(Stored data)
_ _ _ _

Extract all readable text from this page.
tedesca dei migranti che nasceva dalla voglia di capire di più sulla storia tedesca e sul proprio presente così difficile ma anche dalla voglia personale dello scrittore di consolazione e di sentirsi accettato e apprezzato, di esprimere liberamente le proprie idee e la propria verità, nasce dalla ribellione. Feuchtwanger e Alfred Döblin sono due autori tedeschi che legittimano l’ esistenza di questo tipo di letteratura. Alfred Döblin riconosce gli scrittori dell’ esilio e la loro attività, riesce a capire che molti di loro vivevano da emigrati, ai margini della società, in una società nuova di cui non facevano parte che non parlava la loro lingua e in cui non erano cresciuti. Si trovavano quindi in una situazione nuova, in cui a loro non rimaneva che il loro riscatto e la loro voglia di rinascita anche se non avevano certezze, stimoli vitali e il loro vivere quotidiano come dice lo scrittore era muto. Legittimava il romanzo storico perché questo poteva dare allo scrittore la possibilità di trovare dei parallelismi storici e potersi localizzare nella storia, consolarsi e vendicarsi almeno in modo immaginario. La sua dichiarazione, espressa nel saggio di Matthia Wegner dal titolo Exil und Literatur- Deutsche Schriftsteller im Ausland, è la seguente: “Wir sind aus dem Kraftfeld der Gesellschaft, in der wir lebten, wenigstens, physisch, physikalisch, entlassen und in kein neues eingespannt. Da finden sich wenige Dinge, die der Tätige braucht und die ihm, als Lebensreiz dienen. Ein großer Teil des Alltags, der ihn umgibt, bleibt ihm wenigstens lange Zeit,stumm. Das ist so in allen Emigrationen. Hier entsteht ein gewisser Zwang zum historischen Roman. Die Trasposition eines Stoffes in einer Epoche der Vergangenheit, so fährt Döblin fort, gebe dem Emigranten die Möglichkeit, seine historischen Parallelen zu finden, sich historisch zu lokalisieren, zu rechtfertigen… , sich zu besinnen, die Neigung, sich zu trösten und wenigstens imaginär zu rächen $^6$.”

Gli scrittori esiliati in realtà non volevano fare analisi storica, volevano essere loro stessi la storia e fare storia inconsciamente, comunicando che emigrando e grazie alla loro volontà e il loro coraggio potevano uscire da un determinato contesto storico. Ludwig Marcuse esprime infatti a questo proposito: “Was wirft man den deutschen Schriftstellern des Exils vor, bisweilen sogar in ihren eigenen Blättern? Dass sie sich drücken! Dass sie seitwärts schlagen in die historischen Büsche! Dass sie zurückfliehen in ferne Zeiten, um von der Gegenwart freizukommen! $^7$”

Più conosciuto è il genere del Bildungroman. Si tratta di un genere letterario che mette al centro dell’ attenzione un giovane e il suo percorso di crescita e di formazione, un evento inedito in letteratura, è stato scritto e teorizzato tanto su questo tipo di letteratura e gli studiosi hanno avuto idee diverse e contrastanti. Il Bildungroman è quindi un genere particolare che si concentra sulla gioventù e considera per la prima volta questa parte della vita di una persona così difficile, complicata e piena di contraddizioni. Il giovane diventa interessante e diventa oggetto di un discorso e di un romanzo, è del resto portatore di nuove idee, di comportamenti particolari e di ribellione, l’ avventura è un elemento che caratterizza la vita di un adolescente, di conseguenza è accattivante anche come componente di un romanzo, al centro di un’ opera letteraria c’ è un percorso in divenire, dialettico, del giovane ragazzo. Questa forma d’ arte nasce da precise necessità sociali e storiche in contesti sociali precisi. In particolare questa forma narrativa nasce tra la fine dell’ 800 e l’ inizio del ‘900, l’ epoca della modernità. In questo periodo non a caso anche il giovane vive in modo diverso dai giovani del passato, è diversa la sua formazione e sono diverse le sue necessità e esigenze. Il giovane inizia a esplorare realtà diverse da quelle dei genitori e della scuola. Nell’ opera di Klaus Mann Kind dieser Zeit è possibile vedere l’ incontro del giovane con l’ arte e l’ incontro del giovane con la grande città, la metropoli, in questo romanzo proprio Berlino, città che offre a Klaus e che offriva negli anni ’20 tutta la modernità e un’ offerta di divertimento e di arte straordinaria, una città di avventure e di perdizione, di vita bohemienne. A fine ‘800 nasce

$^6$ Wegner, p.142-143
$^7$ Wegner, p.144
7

_ _ _ _

▸ The exercise: Copy every record exactly, with nothing added or dropped.

▸ Answer to the problem:
Extract all readable text from this page.
tedesca dei migranti che nasceva dalla voglia di capire di più sulla storia tedesca e sul proprio presente così difficile ma anche dalla voglia personale dello scrittore di consolazione e di sentirsi accettato e apprezzato, di esprimere liberamente le proprie idee e la propria verità, nasce dalla ribellione. Feuchtwanger e Alfred Döblin sono due autori tedeschi che legittimano l’ esistenza di questo tipo di letteratura. Alfred Döblin riconosce gli scrittori dell’ esilio e la loro attività, riesce a capire che molti di loro vivevano da emigrati, ai margini della società, in una società nuova di cui non facevano parte che non parlava la loro lingua e in cui non erano cresciuti. Si trovavano quindi in una situazione nuova, in cui a loro non rimaneva che il loro riscatto e la loro voglia di rinascita anche se non avevano certezze, stimoli vitali e il loro vivere quotidiano come dice lo scrittore era muto. Legittimava il romanzo storico perché questo poteva dare allo scrittore la possibilità di trovare dei parallelismi storici e potersi localizzare nella storia, consolarsi e vendicarsi almeno in modo immaginario. La sua dichiarazione, espressa nel saggio di Matthia Wegner dal titolo Exil und Literatur- Deutsche Schriftsteller im Ausland, è la seguente: “Wir sind aus dem Kraftfeld der Gesellschaft, in der wir lebten, wenigstens, physisch, physikalisch, entlassen und in kein neues eingespannt. Da finden sich wenige Dinge, die der Tätige braucht und die ihm, als Lebensreiz dienen. Ein großer Teil des Alltags, der ihn umgibt, bleibt ihm wenigstens lange Zeit,stumm. Das ist so in allen Emigrationen. Hier entsteht ein gewisser Zwang zum historischen Roman. Die Trasposition eines Stoffes in einer Epoche der Vergangenheit, so fährt Döblin fort, gebe dem Emigranten die Möglichkeit, seine historischen Parallelen zu finden, sich historisch zu lokalisieren, zu rechtfertigen… , sich zu besinnen, die Neigung, sich zu trösten und wenigstens imaginär zu rächen $^6$.”

Gli scrittori esiliati in realtà non volevano fare analisi storica, volevano essere loro stessi la storia e fare storia inconsciamente, comunicando che emigrando e grazie alla loro volontà e il loro coraggio potevano uscire da un determinato contesto storico. Ludwig Marcuse esprime infatti a questo proposito: “Was wirft man den deutschen Schriftstellern des Exils vor, bisweilen sogar in ihren eigenen Blättern? Dass sie sich drücken! Dass sie seitwärts schlagen in die historischen Büsche! Dass sie zurückfliehen in ferne Zeiten, um von der Gegenwart freizukommen! $^7$”

Più conosciuto è il genere del Bildungroman. Si tratta di un genere letterario che mette al centro dell’ attenzione un giovane e il suo percorso di crescita e di formazione, un evento inedito in letteratura, è stato scritto e teorizzato tanto su questo tipo di letteratura e gli studiosi hanno avuto idee diverse e contrastanti. Il Bildungroman è quindi un genere particolare che si concentra sulla gioventù e considera per la prima volta questa parte della vita di una persona così difficile, complicata e piena di contraddizioni. Il giovane diventa interessante e diventa oggetto di un discorso e di un romanzo, è del resto portatore di nuove idee, di comportamenti particolari e di ribellione, l’ avventura è un elemento che caratterizza la vita di un adolescente, di conseguenza è accattivante anche come componente di un romanzo, al centro di un’ opera letteraria c’ è un percorso in divenire, dialettico, del giovane ragazzo. Questa forma d’ arte nasce da precise necessità sociali e storiche in contesti sociali precisi. In particolare questa forma narrativa nasce tra la fine dell’ 800 e l’ inizio del ‘900, l’ epoca della modernità. In questo periodo non a caso anche il giovane vive in modo diverso dai giovani del passato, è diversa la sua formazione e sono diverse le sue necessità e esigenze. Il giovane inizia a esplorare realtà diverse da quelle dei genitori e della scuola. Nell’ opera di Klaus Mann Kind dieser Zeit è possibile vedere l’ incontro del giovane con l’ arte e l’ incontro del giovane con la grande città, la metropoli, in questo romanzo proprio Berlino, città che offre a Klaus e che offriva negli anni ’20 tutta la modernità e un’ offerta di divertimento e di arte straordinaria, una città di avventure e di perdizione, di vita bohemienne. A fine ‘800 nasce

$^6$ Wegner, p.142-143
$^7$ Wegner, p.144
7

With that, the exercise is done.